Source material:
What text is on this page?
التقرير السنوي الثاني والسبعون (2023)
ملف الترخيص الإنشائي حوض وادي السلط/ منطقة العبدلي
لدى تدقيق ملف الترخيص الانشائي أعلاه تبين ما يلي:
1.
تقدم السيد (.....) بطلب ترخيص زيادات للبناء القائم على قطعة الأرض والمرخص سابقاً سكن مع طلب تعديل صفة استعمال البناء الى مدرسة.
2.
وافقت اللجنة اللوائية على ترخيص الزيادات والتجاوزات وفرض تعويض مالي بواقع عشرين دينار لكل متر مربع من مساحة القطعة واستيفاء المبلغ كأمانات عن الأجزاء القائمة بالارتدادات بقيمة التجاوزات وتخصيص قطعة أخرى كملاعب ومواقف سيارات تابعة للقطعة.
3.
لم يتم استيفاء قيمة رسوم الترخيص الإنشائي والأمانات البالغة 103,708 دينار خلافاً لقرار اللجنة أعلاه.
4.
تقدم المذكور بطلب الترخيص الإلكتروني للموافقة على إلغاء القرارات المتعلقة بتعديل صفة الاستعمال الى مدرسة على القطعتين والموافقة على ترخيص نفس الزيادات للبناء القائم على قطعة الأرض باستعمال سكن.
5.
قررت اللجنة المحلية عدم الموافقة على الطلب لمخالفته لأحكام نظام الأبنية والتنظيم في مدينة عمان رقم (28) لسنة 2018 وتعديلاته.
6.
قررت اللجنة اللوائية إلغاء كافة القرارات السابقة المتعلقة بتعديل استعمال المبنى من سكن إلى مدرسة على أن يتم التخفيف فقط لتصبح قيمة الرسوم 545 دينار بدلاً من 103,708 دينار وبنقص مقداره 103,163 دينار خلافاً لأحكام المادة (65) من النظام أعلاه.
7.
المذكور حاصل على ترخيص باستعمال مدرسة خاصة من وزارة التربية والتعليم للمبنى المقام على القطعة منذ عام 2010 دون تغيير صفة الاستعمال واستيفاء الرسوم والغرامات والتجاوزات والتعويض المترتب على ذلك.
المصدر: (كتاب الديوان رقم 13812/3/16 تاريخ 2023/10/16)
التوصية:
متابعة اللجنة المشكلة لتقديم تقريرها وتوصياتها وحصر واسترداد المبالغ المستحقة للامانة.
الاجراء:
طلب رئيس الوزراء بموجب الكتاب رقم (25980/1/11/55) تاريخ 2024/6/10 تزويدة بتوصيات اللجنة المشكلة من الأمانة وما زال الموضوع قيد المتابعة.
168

Objective: The records are above. How many lines in them contain the word "المشكلة"? Give the number alone.

Output for this task: 2